[Dataset items]
———

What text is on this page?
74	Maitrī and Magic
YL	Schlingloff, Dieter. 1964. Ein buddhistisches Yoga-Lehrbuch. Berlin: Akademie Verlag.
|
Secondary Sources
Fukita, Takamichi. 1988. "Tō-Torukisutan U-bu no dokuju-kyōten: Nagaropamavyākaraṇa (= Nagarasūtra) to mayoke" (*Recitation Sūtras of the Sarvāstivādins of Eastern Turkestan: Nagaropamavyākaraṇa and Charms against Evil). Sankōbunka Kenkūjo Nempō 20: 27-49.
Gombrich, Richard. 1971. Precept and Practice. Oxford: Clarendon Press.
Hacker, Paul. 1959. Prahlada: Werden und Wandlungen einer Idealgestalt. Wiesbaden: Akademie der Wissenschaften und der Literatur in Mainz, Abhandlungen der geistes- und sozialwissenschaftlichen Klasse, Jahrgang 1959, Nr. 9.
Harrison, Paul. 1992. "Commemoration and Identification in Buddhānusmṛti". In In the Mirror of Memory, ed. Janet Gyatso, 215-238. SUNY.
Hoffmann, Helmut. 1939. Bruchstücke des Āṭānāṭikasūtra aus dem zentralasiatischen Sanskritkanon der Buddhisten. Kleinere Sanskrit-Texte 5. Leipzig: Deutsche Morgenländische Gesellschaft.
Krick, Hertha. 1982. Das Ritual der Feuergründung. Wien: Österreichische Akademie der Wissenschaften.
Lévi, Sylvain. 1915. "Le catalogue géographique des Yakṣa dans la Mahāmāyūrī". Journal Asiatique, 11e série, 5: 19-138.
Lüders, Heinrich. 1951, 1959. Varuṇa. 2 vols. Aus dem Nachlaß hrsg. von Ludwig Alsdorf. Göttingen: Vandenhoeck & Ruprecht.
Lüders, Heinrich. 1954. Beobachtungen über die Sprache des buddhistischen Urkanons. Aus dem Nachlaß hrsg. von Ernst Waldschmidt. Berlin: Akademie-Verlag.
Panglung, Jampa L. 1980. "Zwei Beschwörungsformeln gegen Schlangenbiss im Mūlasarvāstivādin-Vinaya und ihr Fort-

———

- [Required work] Write out every line of the material again, exactly as it reads.

- [Exercise result]
What text is on this page?
74	Maitrī and Magic
YL	Schlingloff, Dieter. 1964. Ein buddhistisches Yoga-Lehrbuch. Berlin: Akademie Verlag.
|
Secondary Sources
Fukita, Takamichi. 1988. "Tō-Torukisutan U-bu no dokuju-kyōten: Nagaropamavyākaraṇa (= Nagarasūtra) to mayoke" (*Recitation Sūtras of the Sarvāstivādins of Eastern Turkestan: Nagaropamavyākaraṇa and Charms against Evil). Sankōbunka Kenkūjo Nempō 20: 27-49.
Gombrich, Richard. 1971. Precept and Practice. Oxford: Clarendon Press.
Hacker, Paul. 1959. Prahlada: Werden und Wandlungen einer Idealgestalt. Wiesbaden: Akademie der Wissenschaften und der Literatur in Mainz, Abhandlungen der geistes- und sozialwissenschaftlichen Klasse, Jahrgang 1959, Nr. 9.
Harrison, Paul. 1992. "Commemoration and Identification in Buddhānusmṛti". In In the Mirror of Memory, ed. Janet Gyatso, 215-238. SUNY.
Hoffmann, Helmut. 1939. Bruchstücke des Āṭānāṭikasūtra aus dem zentralasiatischen Sanskritkanon der Buddhisten. Kleinere Sanskrit-Texte 5. Leipzig: Deutsche Morgenländische Gesellschaft.
Krick, Hertha. 1982. Das Ritual der Feuergründung. Wien: Österreichische Akademie der Wissenschaften.
Lévi, Sylvain. 1915. "Le catalogue géographique des Yakṣa dans la Mahāmāyūrī". Journal Asiatique, 11e série, 5: 19-138.
Lüders, Heinrich. 1951, 1959. Varuṇa. 2 vols. Aus dem Nachlaß hrsg. von Ludwig Alsdorf. Göttingen: Vandenhoeck & Ruprecht.
Lüders, Heinrich. 1954. Beobachtungen über die Sprache des buddhistischen Urkanons. Aus dem Nachlaß hrsg. von Ernst Waldschmidt. Berlin: Akademie-Verlag.
Panglung, Jampa L. 1980. "Zwei Beschwörungsformeln gegen Schlangenbiss im Mūlasarvāstivādin-Vinaya und ihr Fort-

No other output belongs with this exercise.